__DIRECTIONS FOR THIS TASK__
Omit the images, then print each record below exactly as it reads.

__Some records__
BEGIN
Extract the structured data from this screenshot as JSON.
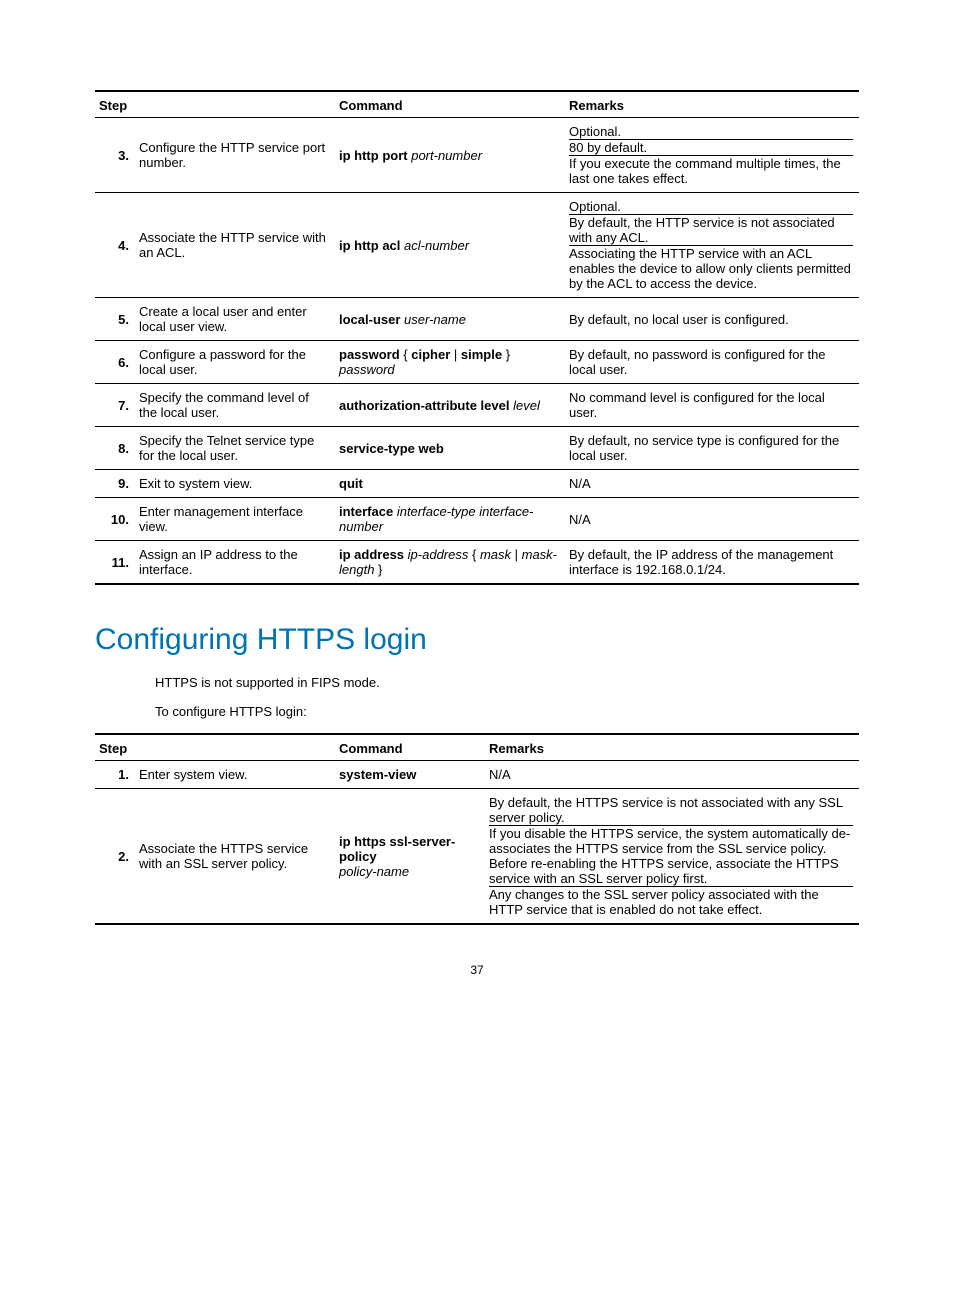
{
  "colors": {
    "heading": "#0073b5",
    "text": "#000000",
    "bg": "#ffffff",
    "rule": "#000000"
  },
  "table1": {
    "headers": {
      "step": "Step",
      "command": "Command",
      "remarks": "Remarks"
    },
    "rows": [
      {
        "num": "3.",
        "desc": "Configure the HTTP service port number.",
        "cmd_bold": "ip http port",
        "cmd_ital": "port-number",
        "rem_a": "Optional.",
        "rem_b": "80 by default.",
        "rem_c": "If you execute the command multiple times, the last one takes effect."
      },
      {
        "num": "4.",
        "desc": "Associate the HTTP service with an ACL.",
        "cmd_bold": "ip http acl",
        "cmd_ital": "acl-number",
        "rem_a": "Optional.",
        "rem_b": "By default, the HTTP service is not associated with any ACL.",
        "rem_c": "Associating the HTTP service with an ACL enables the device to allow only clients permitted by the ACL to access the device."
      },
      {
        "num": "5.",
        "desc": "Create a local user and enter local user view.",
        "cmd_bold": "local-user",
        "cmd_ital": "user-name",
        "rem": "By default, no local user is configured."
      },
      {
        "num": "6.",
        "desc": "Configure a password for the local user.",
        "cmd_bold_1": "password",
        "cmd_plain_1": " { ",
        "cmd_bold_2": "cipher",
        "cmd_plain_2": " | ",
        "cmd_bold_3": "simple",
        "cmd_plain_3": " } ",
        "cmd_ital": "password",
        "rem": "By default, no password is configured for the local user."
      },
      {
        "num": "7.",
        "desc": "Specify the command level of the local user.",
        "cmd_bold": "authorization-attribute level",
        "cmd_ital": "level",
        "rem": "No command level is configured for the local user."
      },
      {
        "num": "8.",
        "desc": "Specify the Telnet service type for the local user.",
        "cmd_bold": "service-type web",
        "rem": "By default, no service type is configured for the local user."
      },
      {
        "num": "9.",
        "desc": "Exit to system view.",
        "cmd_bold": "quit",
        "rem": "N/A"
      },
      {
        "num": "10.",
        "desc": "Enter management interface view.",
        "cmd_bold": "interface",
        "cmd_ital": "interface-type interface-number",
        "rem": "N/A"
      },
      {
        "num": "11.",
        "desc": "Assign an IP address to the interface.",
        "cmd_bold": "ip address",
        "cmd_ital_1": "ip-address",
        "cmd_plain_1": " { ",
        "cmd_ital_2": "mask",
        "cmd_plain_2": " | ",
        "cmd_ital_3": "mask-length",
        "cmd_plain_3": " }",
        "rem": "By default, the IP address of the management interface is 192.168.0.1/24."
      }
    ]
  },
  "section_heading": "Configuring HTTPS login",
  "body_line1": "HTTPS is not supported in FIPS mode.",
  "body_line2": "To configure HTTPS login:",
  "table2": {
    "headers": {
      "step": "Step",
      "command": "Command",
      "remarks": "Remarks"
    },
    "rows": [
      {
        "num": "1.",
        "desc": "Enter system view.",
        "cmd_bold": "system-view",
        "rem": "N/A"
      },
      {
        "num": "2.",
        "desc": "Associate the HTTPS service with an SSL server policy.",
        "cmd_bold_1": "ip https ssl-server-policy",
        "cmd_ital": "policy-name",
        "rem_a": "By default, the HTTPS service is not associated with any SSL server policy.",
        "rem_b": "If you disable the HTTPS service, the system automatically de-associates the HTTPS service from the SSL service policy. Before re-enabling the HTTPS service, associate the HTTPS service with an SSL server policy first.",
        "rem_c": "Any changes to the SSL server policy associated with the HTTP service that is enabled do not take effect."
      }
    ]
  },
  "page_number": "37"
}
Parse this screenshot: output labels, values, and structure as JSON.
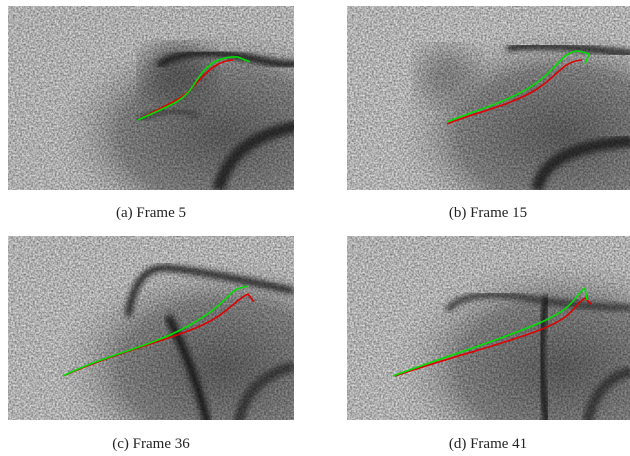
{
  "figure": {
    "panels": [
      {
        "caption": "(a)  Frame 5"
      },
      {
        "caption": "(b)  Frame 15"
      },
      {
        "caption": "(c)  Frame 36"
      },
      {
        "caption": "(d)  Frame 41"
      }
    ]
  }
}
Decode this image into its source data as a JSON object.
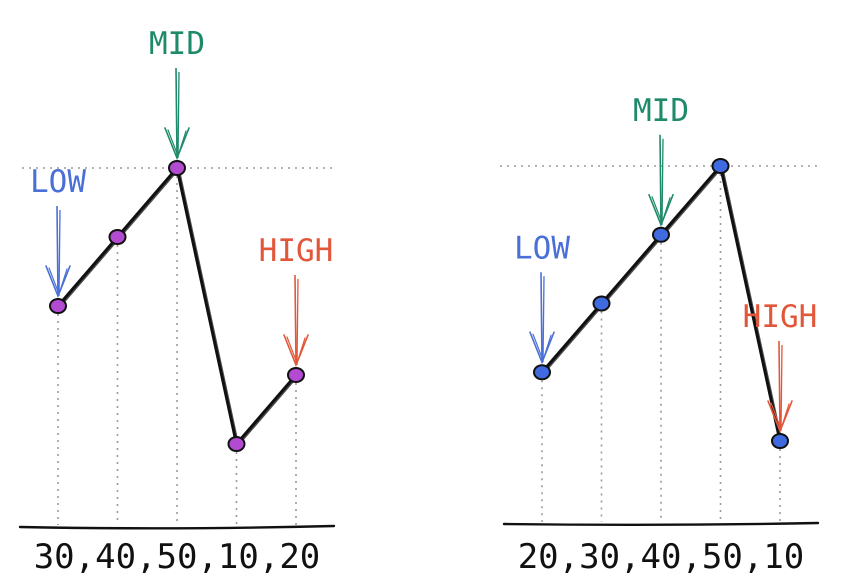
{
  "diagrams": [
    {
      "id": "left",
      "sequence_label": "30,40,50,10,20",
      "values": [
        30,
        40,
        50,
        10,
        20
      ],
      "point_color": "#b24bd2",
      "markers": [
        {
          "label": "LOW",
          "index": 0,
          "color": "#4a6fd6"
        },
        {
          "label": "MID",
          "index": 2,
          "color": "#1e8a6a"
        },
        {
          "label": "HIGH",
          "index": 4,
          "color": "#e2573a"
        }
      ]
    },
    {
      "id": "right",
      "sequence_label": "20,30,40,50,10",
      "values": [
        20,
        30,
        40,
        50,
        10
      ],
      "point_color": "#3f6ae0",
      "markers": [
        {
          "label": "LOW",
          "index": 0,
          "color": "#4a6fd6"
        },
        {
          "label": "MID",
          "index": 2,
          "color": "#1e8a6a"
        },
        {
          "label": "HIGH",
          "index": 4,
          "color": "#e2573a"
        }
      ]
    }
  ]
}
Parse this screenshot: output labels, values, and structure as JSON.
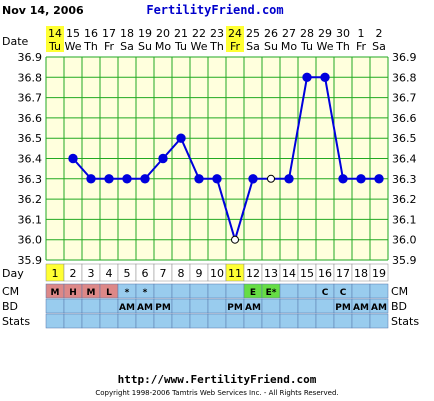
{
  "header": {
    "date": "Nov 14, 2006",
    "site": "FertilityFriend.com",
    "date_label": "Date"
  },
  "chart_data": {
    "type": "line",
    "dates": [
      "14",
      "15",
      "16",
      "17",
      "18",
      "19",
      "20",
      "21",
      "22",
      "23",
      "24",
      "25",
      "26",
      "27",
      "28",
      "29",
      "30",
      "1",
      "2"
    ],
    "weekdays": [
      "Tu",
      "We",
      "Th",
      "Fr",
      "Sa",
      "Su",
      "Mo",
      "Tu",
      "We",
      "Th",
      "Fr",
      "Sa",
      "Su",
      "Mo",
      "Tu",
      "We",
      "Th",
      "Fr",
      "Sa"
    ],
    "cycle_days": [
      "1",
      "2",
      "3",
      "4",
      "5",
      "6",
      "7",
      "8",
      "9",
      "10",
      "11",
      "12",
      "13",
      "14",
      "15",
      "16",
      "17",
      "18",
      "19"
    ],
    "temperatures": [
      null,
      36.4,
      36.3,
      36.3,
      36.3,
      36.3,
      36.4,
      36.5,
      36.3,
      36.3,
      36.0,
      36.3,
      36.3,
      36.3,
      36.8,
      36.8,
      36.3,
      36.3,
      36.3
    ],
    "open_points": [
      10,
      12
    ],
    "y_ticks": [
      "36.9",
      "36.8",
      "36.7",
      "36.6",
      "36.5",
      "36.4",
      "36.3",
      "36.2",
      "36.1",
      "36.0",
      "35.9"
    ],
    "ylim": [
      35.9,
      36.9
    ],
    "grid": true,
    "line_color": "#0000dd",
    "highlighted_day_color": "#ffff33",
    "highlighted_days": [
      0,
      10
    ],
    "day_label": "Day",
    "rows": {
      "cm": {
        "label": "CM",
        "cells": [
          "M",
          "H",
          "M",
          "L",
          "*",
          "*",
          "",
          "",
          "",
          "",
          "",
          "E",
          "E*",
          "",
          "",
          "C",
          "C",
          "",
          ""
        ],
        "colors": [
          "#dd8888",
          "#dd8888",
          "#dd8888",
          "#dd8888",
          "",
          "",
          "",
          "",
          "",
          "",
          "",
          "#66dd44",
          "#66dd44",
          "",
          "",
          "",
          "",
          "",
          ""
        ]
      },
      "bd": {
        "label": "BD",
        "cells": [
          "",
          "",
          "",
          "",
          "AM",
          "AM",
          "PM",
          "",
          "",
          "",
          "PM",
          "AM",
          "",
          "",
          "",
          "",
          "PM",
          "AM",
          "AM"
        ]
      },
      "stats": {
        "label": "Stats",
        "cells": [
          "",
          "",
          "",
          "",
          "",
          "",
          "",
          "",
          "",
          "",
          "",
          "",
          "",
          "",
          "",
          "",
          "",
          "",
          ""
        ]
      }
    },
    "row_bg_color": "#99ccee"
  },
  "footer": {
    "url": "http://www.FertilityFriend.com",
    "copyright": "Copyright 1998-2006 Tamtris Web Services Inc. - All Rights Reserved."
  }
}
END
__PROBLEM SOLUTION__
Extract the structured data from this screenshot as JSON.
{
  "colors": {
    "heading": "#0073b5",
    "text": "#000000",
    "bg": "#ffffff",
    "rule": "#000000"
  },
  "table1": {
    "headers": {
      "step": "Step",
      "command": "Command",
      "remarks": "Remarks"
    },
    "rows": [
      {
        "num": "3.",
        "desc": "Configure the HTTP service port number.",
        "cmd_bold": "ip http port",
        "cmd_ital": "port-number",
        "rem_a": "Optional.",
        "rem_b": "80 by default.",
        "rem_c": "If you execute the command multiple times, the last one takes effect."
      },
      {
        "num": "4.",
        "desc": "Associate the HTTP service with an ACL.",
        "cmd_bold": "ip http acl",
        "cmd_ital": "acl-number",
        "rem_a": "Optional.",
        "rem_b": "By default, the HTTP service is not associated with any ACL.",
        "rem_c": "Associating the HTTP service with an ACL enables the device to allow only clients permitted by the ACL to access the device."
      },
      {
        "num": "5.",
        "desc": "Create a local user and enter local user view.",
        "cmd_bold": "local-user",
        "cmd_ital": "user-name",
        "rem": "By default, no local user is configured."
      },
      {
        "num": "6.",
        "desc": "Configure a password for the local user.",
        "cmd_bold_1": "password",
        "cmd_plain_1": " { ",
        "cmd_bold_2": "cipher",
        "cmd_plain_2": " | ",
        "cmd_bold_3": "simple",
        "cmd_plain_3": " } ",
        "cmd_ital": "password",
        "rem": "By default, no password is configured for the local user."
      },
      {
        "num": "7.",
        "desc": "Specify the command level of the local user.",
        "cmd_bold": "authorization-attribute level",
        "cmd_ital": "level",
        "rem": "No command level is configured for the local user."
      },
      {
        "num": "8.",
        "desc": "Specify the Telnet service type for the local user.",
        "cmd_bold": "service-type web",
        "rem": "By default, no service type is configured for the local user."
      },
      {
        "num": "9.",
        "desc": "Exit to system view.",
        "cmd_bold": "quit",
        "rem": "N/A"
      },
      {
        "num": "10.",
        "desc": "Enter management interface view.",
        "cmd_bold": "interface",
        "cmd_ital": "interface-type interface-number",
        "rem": "N/A"
      },
      {
        "num": "11.",
        "desc": "Assign an IP address to the interface.",
        "cmd_bold": "ip address",
        "cmd_ital_1": "ip-address",
        "cmd_plain_1": " { ",
        "cmd_ital_2": "mask",
        "cmd_plain_2": " | ",
        "cmd_ital_3": "mask-length",
        "cmd_plain_3": " }",
        "rem": "By default, the IP address of the management interface is 192.168.0.1/24."
      }
    ]
  },
  "section_heading": "Configuring HTTPS login",
  "body_line1": "HTTPS is not supported in FIPS mode.",
  "body_line2": "To configure HTTPS login:",
  "table2": {
    "headers": {
      "step": "Step",
      "command": "Command",
      "remarks": "Remarks"
    },
    "rows": [
      {
        "num": "1.",
        "desc": "Enter system view.",
        "cmd_bold": "system-view",
        "rem": "N/A"
      },
      {
        "num": "2.",
        "desc": "Associate the HTTPS service with an SSL server policy.",
        "cmd_bold_1": "ip https ssl-server-policy",
        "cmd_ital": "policy-name",
        "rem_a": "By default, the HTTPS service is not associated with any SSL server policy.",
        "rem_b": "If you disable the HTTPS service, the system automatically de-associates the HTTPS service from the SSL service policy. Before re-enabling the HTTPS service, associate the HTTPS service with an SSL server policy first.",
        "rem_c": "Any changes to the SSL server policy associated with the HTTP service that is enabled do not take effect."
      }
    ]
  },
  "page_number": "37"
}
Parse this screenshot: output labels, values, and structure as JSON.
{
  "figure": {
    "panels": [
      {
        "caption": "(a)  Frame 5"
      },
      {
        "caption": "(b)  Frame 15"
      },
      {
        "caption": "(c)  Frame 36"
      },
      {
        "caption": "(d)  Frame 41"
      }
    ]
  }
}
Decode this image into its source data as a JSON object.
{
  "diagrams": [
    {
      "id": "left",
      "sequence_label": "30,40,50,10,20",
      "values": [
        30,
        40,
        50,
        10,
        20
      ],
      "point_color": "#b24bd2",
      "markers": [
        {
          "label": "LOW",
          "index": 0,
          "color": "#4a6fd6"
        },
        {
          "label": "MID",
          "index": 2,
          "color": "#1e8a6a"
        },
        {
          "label": "HIGH",
          "index": 4,
          "color": "#e2573a"
        }
      ]
    },
    {
      "id": "right",
      "sequence_label": "20,30,40,50,10",
      "values": [
        20,
        30,
        40,
        50,
        10
      ],
      "point_color": "#3f6ae0",
      "markers": [
        {
          "label": "LOW",
          "index": 0,
          "color": "#4a6fd6"
        },
        {
          "label": "MID",
          "index": 2,
          "color": "#1e8a6a"
        },
        {
          "label": "HIGH",
          "index": 4,
          "color": "#e2573a"
        }
      ]
    }
  ]
}
Parse this screenshot: output labels, values, and structure as JSON.
{
  "header": {
    "date": "Nov 14, 2006",
    "site": "FertilityFriend.com",
    "date_label": "Date"
  },
  "chart_data": {
    "type": "line",
    "dates": [
      "14",
      "15",
      "16",
      "17",
      "18",
      "19",
      "20",
      "21",
      "22",
      "23",
      "24",
      "25",
      "26",
      "27",
      "28",
      "29",
      "30",
      "1",
      "2"
    ],
    "weekdays": [
      "Tu",
      "We",
      "Th",
      "Fr",
      "Sa",
      "Su",
      "Mo",
      "Tu",
      "We",
      "Th",
      "Fr",
      "Sa",
      "Su",
      "Mo",
      "Tu",
      "We",
      "Th",
      "Fr",
      "Sa"
    ],
    "cycle_days": [
      "1",
      "2",
      "3",
      "4",
      "5",
      "6",
      "7",
      "8",
      "9",
      "10",
      "11",
      "12",
      "13",
      "14",
      "15",
      "16",
      "17",
      "18",
      "19"
    ],
    "temperatures": [
      null,
      36.4,
      36.3,
      36.3,
      36.3,
      36.3,
      36.4,
      36.5,
      36.3,
      36.3,
      36.0,
      36.3,
      36.3,
      36.3,
      36.8,
      36.8,
      36.3,
      36.3,
      36.3
    ],
    "open_points": [
      10,
      12
    ],
    "y_ticks": [
      "36.9",
      "36.8",
      "36.7",
      "36.6",
      "36.5",
      "36.4",
      "36.3",
      "36.2",
      "36.1",
      "36.0",
      "35.9"
    ],
    "ylim": [
      35.9,
      36.9
    ],
    "grid": true,
    "line_color": "#0000dd",
    "highlighted_day_color": "#ffff33",
    "highlighted_days": [
      0,
      10
    ],
    "day_label": "Day",
    "rows": {
      "cm": {
        "label": "CM",
        "cells": [
          "M",
          "H",
          "M",
          "L",
          "*",
          "*",
          "",
          "",
          "",
          "",
          "",
          "E",
          "E*",
          "",
          "",
          "C",
          "C",
          "",
          ""
        ],
        "colors": [
          "#dd8888",
          "#dd8888",
          "#dd8888",
          "#dd8888",
          "",
          "",
          "",
          "",
          "",
          "",
          "",
          "#66dd44",
          "#66dd44",
          "",
          "",
          "",
          "",
          "",
          ""
        ]
      },
      "bd": {
        "label": "BD",
        "cells": [
          "",
          "",
          "",
          "",
          "AM",
          "AM",
          "PM",
          "",
          "",
          "",
          "PM",
          "AM",
          "",
          "",
          "",
          "",
          "PM",
          "AM",
          "AM"
        ]
      },
      "stats": {
        "label": "Stats",
        "cells": [
          "",
          "",
          "",
          "",
          "",
          "",
          "",
          "",
          "",
          "",
          "",
          "",
          "",
          "",
          "",
          "",
          "",
          "",
          ""
        ]
      }
    },
    "row_bg_color": "#99ccee"
  },
  "footer": {
    "url": "http://www.FertilityFriend.com",
    "copyright": "Copyright 1998-2006 Tamtris Web Services Inc. - All Rights Reserved."
  }
}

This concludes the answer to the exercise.